- Given information:
* * * * *

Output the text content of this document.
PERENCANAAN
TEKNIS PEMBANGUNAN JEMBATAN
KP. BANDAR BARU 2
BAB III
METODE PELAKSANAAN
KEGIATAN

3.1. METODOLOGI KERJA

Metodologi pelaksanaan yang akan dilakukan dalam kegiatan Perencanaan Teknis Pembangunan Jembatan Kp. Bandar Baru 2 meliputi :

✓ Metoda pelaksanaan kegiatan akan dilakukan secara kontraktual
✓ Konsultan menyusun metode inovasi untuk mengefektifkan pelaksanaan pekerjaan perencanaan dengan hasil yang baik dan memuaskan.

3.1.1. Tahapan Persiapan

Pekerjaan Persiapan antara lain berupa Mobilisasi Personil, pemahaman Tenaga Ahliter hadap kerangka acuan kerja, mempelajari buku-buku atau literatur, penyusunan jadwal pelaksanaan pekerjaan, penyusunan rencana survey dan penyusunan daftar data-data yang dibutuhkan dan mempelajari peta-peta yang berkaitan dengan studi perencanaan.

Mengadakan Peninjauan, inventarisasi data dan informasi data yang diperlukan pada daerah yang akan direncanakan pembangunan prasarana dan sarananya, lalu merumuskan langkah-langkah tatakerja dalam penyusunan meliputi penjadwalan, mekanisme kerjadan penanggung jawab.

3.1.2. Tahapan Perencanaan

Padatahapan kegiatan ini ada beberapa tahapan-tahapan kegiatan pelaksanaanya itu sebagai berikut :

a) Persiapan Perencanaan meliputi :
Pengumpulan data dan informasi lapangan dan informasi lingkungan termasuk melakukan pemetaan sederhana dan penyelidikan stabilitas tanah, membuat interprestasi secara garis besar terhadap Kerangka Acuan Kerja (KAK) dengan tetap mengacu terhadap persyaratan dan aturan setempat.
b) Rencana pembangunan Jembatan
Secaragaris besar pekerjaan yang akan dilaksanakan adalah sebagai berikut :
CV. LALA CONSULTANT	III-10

* * * * *

- What to work on:
Lines containing the word "berikut" are to be counted in the listing; state their number alone.

- Correct response:
2